▶ **YOUR TASK**:
Count how many lines of the data include "xlabel". The answer is that number and nothing else.

-- start of GIVEN DATA --

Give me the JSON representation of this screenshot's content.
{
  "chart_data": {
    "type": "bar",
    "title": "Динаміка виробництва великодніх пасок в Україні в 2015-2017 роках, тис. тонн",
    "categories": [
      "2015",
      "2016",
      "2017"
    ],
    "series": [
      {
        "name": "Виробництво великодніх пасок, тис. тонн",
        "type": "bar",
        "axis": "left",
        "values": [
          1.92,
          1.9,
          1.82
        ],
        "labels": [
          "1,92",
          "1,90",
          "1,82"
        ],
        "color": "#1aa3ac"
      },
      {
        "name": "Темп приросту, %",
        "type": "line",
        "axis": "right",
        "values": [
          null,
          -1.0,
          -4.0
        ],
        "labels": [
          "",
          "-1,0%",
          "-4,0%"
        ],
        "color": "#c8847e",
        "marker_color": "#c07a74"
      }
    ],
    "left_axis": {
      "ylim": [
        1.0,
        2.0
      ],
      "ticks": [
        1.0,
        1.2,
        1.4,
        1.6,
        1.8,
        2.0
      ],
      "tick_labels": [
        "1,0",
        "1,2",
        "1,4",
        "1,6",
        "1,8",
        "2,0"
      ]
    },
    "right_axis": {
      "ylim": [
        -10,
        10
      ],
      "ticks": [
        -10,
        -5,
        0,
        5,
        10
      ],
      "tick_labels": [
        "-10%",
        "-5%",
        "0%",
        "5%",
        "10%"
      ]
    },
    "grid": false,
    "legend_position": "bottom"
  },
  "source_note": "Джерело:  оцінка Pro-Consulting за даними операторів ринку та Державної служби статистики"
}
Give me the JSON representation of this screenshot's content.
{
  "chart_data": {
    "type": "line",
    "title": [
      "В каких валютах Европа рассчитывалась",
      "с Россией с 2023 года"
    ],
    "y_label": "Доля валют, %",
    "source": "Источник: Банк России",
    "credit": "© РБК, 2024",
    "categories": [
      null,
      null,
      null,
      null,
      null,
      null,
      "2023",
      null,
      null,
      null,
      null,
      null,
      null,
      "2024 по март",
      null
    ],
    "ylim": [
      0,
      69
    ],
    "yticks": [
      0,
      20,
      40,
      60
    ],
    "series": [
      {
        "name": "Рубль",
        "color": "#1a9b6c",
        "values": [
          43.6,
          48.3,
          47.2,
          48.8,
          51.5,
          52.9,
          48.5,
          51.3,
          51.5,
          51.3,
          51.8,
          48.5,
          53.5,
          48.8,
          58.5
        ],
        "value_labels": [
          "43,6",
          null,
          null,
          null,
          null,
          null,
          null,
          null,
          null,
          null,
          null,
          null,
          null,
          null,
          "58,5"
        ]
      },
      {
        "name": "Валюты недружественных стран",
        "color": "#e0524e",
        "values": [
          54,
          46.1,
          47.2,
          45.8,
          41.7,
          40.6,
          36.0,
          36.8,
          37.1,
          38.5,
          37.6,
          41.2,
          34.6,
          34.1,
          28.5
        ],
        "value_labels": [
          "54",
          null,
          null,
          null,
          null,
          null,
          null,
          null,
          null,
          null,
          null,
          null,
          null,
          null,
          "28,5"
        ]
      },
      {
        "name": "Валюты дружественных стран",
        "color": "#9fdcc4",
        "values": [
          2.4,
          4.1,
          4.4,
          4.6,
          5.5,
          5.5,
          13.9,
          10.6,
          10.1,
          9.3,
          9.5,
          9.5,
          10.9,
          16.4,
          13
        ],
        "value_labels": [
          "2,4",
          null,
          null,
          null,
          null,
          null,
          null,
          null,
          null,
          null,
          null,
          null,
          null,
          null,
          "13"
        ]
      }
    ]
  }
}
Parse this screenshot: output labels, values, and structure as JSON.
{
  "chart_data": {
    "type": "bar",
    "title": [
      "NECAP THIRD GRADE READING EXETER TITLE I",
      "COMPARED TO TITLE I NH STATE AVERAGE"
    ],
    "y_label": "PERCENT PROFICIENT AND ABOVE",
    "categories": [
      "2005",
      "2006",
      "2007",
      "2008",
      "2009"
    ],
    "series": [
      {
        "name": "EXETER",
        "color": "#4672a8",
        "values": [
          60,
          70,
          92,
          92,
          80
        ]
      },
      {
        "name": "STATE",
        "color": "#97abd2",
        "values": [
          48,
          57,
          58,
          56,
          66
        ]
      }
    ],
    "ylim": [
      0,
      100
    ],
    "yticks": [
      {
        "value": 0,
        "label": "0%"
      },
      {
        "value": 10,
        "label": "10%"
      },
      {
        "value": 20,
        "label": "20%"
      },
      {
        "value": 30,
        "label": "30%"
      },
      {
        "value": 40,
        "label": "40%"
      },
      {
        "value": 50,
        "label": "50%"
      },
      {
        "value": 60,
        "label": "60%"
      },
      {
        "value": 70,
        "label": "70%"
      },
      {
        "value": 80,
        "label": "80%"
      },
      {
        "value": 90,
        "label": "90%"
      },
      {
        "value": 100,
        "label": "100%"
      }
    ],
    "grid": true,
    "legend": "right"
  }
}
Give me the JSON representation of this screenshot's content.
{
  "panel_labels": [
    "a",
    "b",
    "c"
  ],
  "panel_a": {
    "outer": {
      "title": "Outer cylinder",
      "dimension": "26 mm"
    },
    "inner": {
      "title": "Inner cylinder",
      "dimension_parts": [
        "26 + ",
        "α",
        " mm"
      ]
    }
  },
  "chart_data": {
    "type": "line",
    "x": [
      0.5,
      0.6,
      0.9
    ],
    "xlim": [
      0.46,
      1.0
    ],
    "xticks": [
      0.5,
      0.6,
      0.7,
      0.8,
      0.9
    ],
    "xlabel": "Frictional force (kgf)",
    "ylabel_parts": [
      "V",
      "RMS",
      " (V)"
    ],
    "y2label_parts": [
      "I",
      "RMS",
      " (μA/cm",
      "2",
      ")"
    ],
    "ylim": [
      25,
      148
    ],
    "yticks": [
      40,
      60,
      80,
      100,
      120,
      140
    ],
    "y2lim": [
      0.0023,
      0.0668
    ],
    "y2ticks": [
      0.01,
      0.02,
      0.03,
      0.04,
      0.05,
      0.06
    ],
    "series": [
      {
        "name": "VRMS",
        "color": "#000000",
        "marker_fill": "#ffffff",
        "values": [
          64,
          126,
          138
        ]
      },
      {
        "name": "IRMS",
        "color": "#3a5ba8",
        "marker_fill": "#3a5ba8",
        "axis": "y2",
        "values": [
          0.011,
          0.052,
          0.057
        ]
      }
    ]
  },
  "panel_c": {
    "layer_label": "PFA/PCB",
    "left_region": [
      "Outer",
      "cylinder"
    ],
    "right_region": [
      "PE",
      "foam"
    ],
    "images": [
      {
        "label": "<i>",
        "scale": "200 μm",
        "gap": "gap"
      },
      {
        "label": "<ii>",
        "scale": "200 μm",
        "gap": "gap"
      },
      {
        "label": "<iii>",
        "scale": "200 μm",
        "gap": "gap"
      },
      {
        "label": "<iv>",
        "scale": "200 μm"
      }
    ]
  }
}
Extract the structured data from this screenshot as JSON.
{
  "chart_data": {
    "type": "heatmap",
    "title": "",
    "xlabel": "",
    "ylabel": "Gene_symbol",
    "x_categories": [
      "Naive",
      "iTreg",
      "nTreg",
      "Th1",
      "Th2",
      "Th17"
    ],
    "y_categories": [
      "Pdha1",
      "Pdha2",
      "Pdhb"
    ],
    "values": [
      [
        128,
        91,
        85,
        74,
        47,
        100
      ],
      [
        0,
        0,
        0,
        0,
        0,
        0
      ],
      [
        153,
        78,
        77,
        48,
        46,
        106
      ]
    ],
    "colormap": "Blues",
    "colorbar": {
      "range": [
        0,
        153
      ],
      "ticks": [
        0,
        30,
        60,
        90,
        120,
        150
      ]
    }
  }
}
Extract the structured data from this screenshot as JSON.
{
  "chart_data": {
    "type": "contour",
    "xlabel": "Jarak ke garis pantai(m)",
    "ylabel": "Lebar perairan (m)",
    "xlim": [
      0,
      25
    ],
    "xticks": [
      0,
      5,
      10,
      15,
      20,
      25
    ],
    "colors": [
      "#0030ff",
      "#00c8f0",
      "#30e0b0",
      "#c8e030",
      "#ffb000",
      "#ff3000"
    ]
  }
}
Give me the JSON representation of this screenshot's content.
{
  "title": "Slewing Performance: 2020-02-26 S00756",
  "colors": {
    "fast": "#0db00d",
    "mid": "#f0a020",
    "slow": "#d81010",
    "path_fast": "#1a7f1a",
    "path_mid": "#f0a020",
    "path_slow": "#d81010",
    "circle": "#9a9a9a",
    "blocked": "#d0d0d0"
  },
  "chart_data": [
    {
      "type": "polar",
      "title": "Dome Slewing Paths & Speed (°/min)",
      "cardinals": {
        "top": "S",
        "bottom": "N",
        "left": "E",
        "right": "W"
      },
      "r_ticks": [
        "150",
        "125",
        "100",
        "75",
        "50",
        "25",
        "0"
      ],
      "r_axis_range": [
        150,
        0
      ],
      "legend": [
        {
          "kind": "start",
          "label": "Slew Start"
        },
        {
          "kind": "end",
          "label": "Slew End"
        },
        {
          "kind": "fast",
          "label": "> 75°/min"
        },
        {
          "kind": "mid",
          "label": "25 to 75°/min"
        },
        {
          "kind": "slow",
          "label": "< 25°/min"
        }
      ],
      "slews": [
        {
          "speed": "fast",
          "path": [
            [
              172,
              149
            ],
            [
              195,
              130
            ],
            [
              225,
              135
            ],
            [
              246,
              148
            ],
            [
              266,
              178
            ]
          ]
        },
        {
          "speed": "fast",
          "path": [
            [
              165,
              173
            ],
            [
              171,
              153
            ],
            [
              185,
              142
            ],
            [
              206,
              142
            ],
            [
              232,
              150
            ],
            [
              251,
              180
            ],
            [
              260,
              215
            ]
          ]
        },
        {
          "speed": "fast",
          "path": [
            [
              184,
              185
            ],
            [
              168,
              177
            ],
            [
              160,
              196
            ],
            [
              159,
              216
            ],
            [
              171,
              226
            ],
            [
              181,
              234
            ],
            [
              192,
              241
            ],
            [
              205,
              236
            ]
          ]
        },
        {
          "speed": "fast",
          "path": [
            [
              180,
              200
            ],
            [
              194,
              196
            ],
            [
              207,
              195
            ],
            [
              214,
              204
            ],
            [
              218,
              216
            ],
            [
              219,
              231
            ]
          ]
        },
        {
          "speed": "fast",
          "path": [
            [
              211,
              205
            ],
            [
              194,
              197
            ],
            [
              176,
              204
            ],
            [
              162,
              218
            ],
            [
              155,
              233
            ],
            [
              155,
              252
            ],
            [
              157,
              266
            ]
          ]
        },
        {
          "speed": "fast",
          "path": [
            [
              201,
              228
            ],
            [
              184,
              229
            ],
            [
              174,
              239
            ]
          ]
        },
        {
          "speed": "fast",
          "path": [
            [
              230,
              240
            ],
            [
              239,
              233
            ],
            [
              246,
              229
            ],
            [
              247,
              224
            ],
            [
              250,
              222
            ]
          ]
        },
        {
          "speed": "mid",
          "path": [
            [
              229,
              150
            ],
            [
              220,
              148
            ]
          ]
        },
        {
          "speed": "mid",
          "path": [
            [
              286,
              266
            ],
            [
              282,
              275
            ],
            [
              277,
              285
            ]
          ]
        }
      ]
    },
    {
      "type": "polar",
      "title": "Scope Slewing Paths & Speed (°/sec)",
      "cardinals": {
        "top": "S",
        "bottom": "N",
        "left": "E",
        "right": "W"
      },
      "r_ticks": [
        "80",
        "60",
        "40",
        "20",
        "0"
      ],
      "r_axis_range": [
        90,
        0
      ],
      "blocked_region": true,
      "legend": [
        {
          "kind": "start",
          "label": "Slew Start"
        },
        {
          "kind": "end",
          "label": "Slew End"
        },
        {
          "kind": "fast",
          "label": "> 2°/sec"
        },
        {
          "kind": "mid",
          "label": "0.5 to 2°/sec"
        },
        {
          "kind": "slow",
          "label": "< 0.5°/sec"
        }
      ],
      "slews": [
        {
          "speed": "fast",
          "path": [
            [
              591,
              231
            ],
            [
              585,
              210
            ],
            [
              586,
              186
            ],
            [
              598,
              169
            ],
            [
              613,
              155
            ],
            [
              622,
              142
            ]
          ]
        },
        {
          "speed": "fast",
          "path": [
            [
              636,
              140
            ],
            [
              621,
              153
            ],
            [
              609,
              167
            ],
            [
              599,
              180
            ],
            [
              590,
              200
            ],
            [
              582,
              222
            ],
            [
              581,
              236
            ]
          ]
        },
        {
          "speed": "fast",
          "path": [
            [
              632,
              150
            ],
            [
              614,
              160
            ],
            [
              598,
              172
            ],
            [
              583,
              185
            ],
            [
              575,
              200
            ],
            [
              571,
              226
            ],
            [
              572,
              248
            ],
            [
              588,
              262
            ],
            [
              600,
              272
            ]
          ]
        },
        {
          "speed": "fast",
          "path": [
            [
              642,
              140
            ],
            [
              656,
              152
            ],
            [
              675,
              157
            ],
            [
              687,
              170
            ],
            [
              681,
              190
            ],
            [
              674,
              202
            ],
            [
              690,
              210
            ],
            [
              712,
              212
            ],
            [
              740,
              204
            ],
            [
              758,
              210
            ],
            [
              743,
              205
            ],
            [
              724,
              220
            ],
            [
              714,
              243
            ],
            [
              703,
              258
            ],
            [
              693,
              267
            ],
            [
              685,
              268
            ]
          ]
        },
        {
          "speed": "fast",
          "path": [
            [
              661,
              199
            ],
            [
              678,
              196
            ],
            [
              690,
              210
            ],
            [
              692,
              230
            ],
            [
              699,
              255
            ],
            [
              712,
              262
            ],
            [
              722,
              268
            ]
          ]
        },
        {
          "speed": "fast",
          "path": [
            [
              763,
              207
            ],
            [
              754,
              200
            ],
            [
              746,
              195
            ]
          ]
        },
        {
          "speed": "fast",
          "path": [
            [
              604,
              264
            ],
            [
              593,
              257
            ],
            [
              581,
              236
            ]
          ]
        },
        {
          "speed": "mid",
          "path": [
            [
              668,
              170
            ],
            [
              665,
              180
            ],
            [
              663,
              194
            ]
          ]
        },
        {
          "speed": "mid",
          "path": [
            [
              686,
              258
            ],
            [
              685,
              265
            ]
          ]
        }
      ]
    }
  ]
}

-- end of GIVEN DATA --

▶ **RESULT FOR THIS EXERCISE**:
3